======== Trecho citado ========

O Brasil não precisa de uma estatal de telecomunicações. O que falta ao País é tudo aquilo que o governo Lula deixou de fazer desde 2003 e que poderia ser resumido num programa mínimo que incluísse: políticas públicas de telecomunicações inovadoras e corajosas, fixação de prioridades para a inclusão digital, fortalecimento da Agência Nacional de Telecomunicações (Anatel), negociação de alto nível para a nova edição do Plano Geral de Metas de Universalização (PGMU III), a promoção da harmonia entre as teles e as empresas de radiodifusão e, acima de tudo, a modernização da legislação setorial.

Quase nada disso foi feito ou pelo menos iniciado. No que dependia da ação governamental, as comunicações perderam oito anos. O despreparo do governo federal e os interesses de loteamento do Estado levaram Lula a apoiar a recriação da Telebrás a partir de 2009 e a transformar o Plano Nacional de Banda Larga (PNBL) em peça de campanha eleitoral.

Muita ilegalidade.

A Telebrás de 2010 cheira ilegalidade e improvisação. Criada em 1972 pela Lei 5.792, a empresa nunca foi operadora, mas apenas controladora (holding) das verdadeiras prestadoras de serviço, que eram as 27 teles estaduais e a Embratel. Segundo a opinião de juristas, por ter sido criada por lei, a Telebrás só poderia ter suas finalidades alteradas por outra lei - e não por decreto.

Em poucos meses de atividade, a Telebrás já detém um triste recorde: nunca antes na história deste País uma estatal foi reativada com tantas ilegalidades. A empresa se transformou numa fortaleza ideológica, numa trincheira política e numa peça estratégica do projeto de poder petista - sem pessoal mínimo, sem capital suficiente e sem a menor possibilidade de cumprir sua atividade-fim.

Não há área mais conturbada e desmoralizada do que a das Comunicações no governo federal hoje.

O ministério dessa área, que vinha patinando sob o comando do ex-ministro Hélio Costa até abril deste ano, foi esvaziado politicamente e praticamente desapareceu.

Por que o governo Lula marginalizou esse Ministério das decisões mais importantes de seu governo, entre as quais, a reativação da Telebrás, a elaboração do PNBL e agora o anteprojeto da Lei de Comunicação Eletrônica?

Fiz essa mesma pergunta a Franklin Martins, ministro-chefe da Secretaria de Comunicação Social, e sua resposta foi surpreendente: "O Ministério das Comunicações (Minicom) precisa ser refundado. Nessa área, o governo Lula ficou devendo".

Ultimato.

Pior do que o esvaziamento do Minicom é o fato de o presidente Lula apoiar os desmandos de Rogerio Santanna, presidente da Telebrás, uma das figuras mais polêmicas das telecomunicações brasileiras.

Na realidade, é lamentável que o presidente da República, em lugar de buscar o diálogo e o entendimento entre os diversos segmentos das comunicações, não hesite em ameaçar empresas operadoras de telecomunicações de retaliações políticas "se elas não retirarem suas ações da Justiça".

========

**Ações a realizar:**
(1) Liste as medidas que, segundo o texto sobre as telecomunicações no governo Lula, formariam o programa mínimo que falta ao País.
(2) Continue o texto sobre as telecomunicações no governo Lula a partir da última frase.
As linhas a seguir não serão necessárias.

======== Informações fornecidas ========

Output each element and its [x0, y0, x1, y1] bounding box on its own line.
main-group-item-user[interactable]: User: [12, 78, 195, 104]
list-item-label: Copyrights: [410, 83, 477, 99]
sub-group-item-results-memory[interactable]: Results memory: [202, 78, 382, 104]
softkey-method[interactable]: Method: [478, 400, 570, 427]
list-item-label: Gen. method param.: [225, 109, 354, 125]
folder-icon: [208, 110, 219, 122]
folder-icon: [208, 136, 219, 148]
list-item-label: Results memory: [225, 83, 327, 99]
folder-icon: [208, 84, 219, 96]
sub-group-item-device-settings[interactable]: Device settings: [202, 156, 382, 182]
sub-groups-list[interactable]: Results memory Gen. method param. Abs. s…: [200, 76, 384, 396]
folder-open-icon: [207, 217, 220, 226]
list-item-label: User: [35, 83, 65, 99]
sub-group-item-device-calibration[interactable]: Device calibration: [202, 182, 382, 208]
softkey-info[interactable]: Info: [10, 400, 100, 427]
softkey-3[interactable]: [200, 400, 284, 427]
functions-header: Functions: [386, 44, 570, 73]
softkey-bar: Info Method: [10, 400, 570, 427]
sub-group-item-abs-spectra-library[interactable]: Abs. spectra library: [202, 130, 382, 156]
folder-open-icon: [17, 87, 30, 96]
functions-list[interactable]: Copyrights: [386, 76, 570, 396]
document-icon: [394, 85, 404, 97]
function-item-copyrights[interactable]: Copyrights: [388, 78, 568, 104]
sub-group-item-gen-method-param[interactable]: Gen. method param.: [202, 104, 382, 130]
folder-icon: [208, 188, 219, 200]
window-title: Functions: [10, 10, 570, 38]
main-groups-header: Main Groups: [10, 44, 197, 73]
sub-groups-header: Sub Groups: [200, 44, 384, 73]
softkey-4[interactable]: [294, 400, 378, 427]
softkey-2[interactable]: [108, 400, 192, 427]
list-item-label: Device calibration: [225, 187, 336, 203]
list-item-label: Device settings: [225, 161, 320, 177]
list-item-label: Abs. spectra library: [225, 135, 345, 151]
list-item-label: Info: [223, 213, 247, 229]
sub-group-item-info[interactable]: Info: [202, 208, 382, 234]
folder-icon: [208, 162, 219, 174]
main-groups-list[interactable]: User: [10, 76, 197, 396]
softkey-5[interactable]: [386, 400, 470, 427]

========

**Em resposta:**
(1)
- Políticas públicas de telecomunicações inovadoras e corajosas
- Fixação de prioridades para a inclusão digital
- Fortalecimento da Agência Nacional de Telecomunicações (Anatel)
- Negociação de alto nível para a nova edição do Plano Geral de Metas de Universalização (PGMU III)
- Promoção da harmonia entre as teles e as empresas de radiodifusão
- Modernização da legislação setorial

(2)
Ora, independente do mérito das ações, qualquer empresa ou cidadão tem o direito de ir à Justiça para corrigir erros eventuais e defender seus interesses. Não há nisso nenhuma ofensa ou desrespeito ao governo. É um procedimento rotineiro na democracia e no estado de direito. Desrespeito muito maior é sobrepor-se à lei e ao direito. E, por ironia, uma das ações judiciais das empresas operadoras pede apenas que a Telebrás "cumpra a lei" e tenha tratamento isonômico no setor.

Diante das dificuldades em chegar a um acordo com o governo quanto às novas metas de universalização a serem previstas no PGMU III - o que é compreensível, porque esse plano pode mudar pontos essenciais dos contratos de concessão - as teles decidiram ir à Justiça. Era tudo que o governo não queria.

Leilões.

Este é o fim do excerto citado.